AIM:
Pull out every line containing the string "shortcut".

────

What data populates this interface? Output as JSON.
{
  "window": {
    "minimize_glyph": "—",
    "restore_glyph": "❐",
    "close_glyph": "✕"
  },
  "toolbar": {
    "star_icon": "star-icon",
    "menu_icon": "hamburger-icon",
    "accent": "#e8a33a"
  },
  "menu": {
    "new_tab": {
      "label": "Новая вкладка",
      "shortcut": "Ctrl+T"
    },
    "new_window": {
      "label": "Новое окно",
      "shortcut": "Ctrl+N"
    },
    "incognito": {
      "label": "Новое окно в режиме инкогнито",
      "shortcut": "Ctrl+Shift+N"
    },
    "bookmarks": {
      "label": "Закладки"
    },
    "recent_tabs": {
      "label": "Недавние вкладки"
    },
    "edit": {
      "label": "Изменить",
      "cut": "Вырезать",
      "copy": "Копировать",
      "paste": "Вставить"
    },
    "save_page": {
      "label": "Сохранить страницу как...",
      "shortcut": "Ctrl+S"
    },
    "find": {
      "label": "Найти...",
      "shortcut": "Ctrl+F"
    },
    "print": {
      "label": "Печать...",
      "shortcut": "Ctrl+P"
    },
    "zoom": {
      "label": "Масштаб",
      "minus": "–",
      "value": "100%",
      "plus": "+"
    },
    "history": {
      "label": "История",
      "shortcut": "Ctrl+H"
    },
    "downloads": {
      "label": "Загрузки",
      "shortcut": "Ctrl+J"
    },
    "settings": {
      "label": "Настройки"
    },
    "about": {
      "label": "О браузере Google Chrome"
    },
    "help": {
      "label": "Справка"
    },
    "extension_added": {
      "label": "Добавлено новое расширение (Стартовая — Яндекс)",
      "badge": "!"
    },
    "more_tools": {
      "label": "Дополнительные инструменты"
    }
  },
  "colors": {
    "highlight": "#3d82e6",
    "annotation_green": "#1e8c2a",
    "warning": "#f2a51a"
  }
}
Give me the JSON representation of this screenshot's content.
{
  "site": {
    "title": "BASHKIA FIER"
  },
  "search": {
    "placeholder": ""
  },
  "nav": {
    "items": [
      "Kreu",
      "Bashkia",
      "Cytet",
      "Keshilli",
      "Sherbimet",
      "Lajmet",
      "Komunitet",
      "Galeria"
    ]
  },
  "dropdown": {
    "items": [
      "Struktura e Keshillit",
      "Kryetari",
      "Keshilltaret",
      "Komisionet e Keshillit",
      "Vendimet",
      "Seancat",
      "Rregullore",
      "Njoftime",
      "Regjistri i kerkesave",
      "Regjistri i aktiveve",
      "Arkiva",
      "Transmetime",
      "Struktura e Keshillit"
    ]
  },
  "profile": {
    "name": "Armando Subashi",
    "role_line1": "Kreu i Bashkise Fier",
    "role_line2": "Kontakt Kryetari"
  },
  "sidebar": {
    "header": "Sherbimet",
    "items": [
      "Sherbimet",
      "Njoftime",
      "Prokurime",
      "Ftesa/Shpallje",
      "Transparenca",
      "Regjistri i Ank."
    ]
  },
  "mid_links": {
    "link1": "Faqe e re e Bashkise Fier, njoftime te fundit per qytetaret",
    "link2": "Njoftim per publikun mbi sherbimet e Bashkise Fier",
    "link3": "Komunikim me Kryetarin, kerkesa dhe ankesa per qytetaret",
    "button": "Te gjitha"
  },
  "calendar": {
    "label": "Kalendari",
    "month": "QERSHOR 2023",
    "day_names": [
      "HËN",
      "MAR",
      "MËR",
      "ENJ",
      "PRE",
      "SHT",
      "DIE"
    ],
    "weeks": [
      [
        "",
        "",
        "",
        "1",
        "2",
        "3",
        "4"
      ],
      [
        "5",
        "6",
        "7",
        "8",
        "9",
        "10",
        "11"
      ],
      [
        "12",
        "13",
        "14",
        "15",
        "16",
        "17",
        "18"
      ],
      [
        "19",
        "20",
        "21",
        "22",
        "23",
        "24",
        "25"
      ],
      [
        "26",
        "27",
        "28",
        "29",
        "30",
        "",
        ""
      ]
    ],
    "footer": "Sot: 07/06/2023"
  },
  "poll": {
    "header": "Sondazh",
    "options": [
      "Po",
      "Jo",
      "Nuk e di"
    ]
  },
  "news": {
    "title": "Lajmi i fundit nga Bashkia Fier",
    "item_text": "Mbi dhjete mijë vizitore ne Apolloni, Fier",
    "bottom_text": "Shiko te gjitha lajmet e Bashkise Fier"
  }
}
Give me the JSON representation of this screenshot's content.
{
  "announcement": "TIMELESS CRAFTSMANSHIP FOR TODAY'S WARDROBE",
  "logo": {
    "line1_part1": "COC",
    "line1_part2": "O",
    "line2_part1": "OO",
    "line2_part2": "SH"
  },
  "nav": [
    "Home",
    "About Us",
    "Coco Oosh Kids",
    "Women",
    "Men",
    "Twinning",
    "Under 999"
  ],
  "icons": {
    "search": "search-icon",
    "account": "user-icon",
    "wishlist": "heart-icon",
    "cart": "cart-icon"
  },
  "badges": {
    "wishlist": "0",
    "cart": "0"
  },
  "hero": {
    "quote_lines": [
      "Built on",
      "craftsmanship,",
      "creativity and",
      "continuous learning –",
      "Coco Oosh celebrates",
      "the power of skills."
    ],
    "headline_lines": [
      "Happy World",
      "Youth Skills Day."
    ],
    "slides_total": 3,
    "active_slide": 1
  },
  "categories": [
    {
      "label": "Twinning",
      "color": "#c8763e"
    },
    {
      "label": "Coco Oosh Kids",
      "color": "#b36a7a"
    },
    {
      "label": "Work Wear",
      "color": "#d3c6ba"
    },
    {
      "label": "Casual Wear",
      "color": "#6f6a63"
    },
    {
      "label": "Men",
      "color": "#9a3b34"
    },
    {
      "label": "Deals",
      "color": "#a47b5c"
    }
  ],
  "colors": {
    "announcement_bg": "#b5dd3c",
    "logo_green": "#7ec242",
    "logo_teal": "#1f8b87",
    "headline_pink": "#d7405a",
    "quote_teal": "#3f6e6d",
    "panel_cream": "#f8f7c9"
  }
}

────

WORKED ANSWER:
      "shortcut": "Ctrl+T"
      "shortcut": "Ctrl+N"
      "shortcut": "Ctrl+Shift+N"
      "shortcut": "Ctrl+S"
      "shortcut": "Ctrl+F"
      "shortcut": "Ctrl+P"
      "shortcut": "Ctrl+H"
      "shortcut": "Ctrl+J"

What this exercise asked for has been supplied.